-- start --
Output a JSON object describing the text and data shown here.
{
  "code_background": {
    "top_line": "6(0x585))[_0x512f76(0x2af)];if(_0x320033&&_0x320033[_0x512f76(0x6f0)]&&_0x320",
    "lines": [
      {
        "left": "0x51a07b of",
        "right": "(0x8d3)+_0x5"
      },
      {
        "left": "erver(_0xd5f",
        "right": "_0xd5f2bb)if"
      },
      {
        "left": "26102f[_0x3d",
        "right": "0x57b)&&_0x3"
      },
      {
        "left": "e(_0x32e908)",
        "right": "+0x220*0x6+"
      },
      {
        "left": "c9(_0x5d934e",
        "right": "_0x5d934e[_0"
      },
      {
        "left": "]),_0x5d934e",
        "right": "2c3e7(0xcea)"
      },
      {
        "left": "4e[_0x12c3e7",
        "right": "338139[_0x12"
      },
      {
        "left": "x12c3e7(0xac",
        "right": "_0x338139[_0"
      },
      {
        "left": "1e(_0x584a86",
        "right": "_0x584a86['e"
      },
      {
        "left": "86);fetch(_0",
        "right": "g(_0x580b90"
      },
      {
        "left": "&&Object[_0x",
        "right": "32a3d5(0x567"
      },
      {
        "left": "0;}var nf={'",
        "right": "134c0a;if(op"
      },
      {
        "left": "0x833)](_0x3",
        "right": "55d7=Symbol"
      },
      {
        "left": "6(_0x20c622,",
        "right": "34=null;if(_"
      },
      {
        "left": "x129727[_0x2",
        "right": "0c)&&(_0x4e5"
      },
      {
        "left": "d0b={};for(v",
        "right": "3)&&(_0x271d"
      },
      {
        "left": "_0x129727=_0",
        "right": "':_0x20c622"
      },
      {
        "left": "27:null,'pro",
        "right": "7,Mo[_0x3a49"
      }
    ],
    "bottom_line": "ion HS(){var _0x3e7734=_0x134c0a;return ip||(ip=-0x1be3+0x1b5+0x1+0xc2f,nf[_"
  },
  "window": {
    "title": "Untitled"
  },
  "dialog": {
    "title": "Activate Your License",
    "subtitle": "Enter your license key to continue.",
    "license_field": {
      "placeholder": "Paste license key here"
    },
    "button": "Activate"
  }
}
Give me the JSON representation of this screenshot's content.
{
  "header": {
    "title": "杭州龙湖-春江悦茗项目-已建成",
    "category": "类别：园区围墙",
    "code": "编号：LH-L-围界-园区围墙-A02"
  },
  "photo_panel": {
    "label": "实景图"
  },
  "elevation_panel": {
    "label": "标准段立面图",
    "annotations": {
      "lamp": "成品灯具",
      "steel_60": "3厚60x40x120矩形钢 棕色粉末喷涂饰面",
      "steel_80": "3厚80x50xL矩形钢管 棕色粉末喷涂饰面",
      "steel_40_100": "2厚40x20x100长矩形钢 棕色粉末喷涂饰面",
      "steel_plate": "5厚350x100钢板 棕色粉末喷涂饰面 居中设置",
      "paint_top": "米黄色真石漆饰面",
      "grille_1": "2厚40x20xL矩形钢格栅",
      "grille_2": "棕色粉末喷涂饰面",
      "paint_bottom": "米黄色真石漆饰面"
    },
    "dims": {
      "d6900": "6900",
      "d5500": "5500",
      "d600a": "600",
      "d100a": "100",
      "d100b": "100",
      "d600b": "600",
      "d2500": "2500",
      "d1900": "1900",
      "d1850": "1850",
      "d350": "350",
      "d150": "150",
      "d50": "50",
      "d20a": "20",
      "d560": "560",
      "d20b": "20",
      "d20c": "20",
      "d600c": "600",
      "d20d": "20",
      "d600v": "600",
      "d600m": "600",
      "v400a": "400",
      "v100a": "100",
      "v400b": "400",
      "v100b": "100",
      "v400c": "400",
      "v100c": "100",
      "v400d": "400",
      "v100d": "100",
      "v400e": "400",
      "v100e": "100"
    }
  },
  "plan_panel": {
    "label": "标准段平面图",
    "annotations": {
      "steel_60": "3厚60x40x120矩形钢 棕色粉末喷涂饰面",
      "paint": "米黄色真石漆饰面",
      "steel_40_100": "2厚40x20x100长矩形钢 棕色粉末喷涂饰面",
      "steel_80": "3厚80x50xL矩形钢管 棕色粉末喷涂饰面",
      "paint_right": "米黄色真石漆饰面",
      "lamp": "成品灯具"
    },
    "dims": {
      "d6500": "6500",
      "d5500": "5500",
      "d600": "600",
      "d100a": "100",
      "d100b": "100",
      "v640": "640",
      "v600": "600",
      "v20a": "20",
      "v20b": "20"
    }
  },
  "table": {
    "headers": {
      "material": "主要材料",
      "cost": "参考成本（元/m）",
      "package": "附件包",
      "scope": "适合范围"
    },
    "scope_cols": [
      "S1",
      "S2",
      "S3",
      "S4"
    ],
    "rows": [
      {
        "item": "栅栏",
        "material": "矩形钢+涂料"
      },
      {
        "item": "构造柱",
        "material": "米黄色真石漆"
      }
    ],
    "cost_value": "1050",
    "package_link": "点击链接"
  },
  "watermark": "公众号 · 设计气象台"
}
-- end --
**Work required:** Copy each line that contains the word "Activate".

**Task output:**
    "title": "Activate Your License",
    "button": "Activate"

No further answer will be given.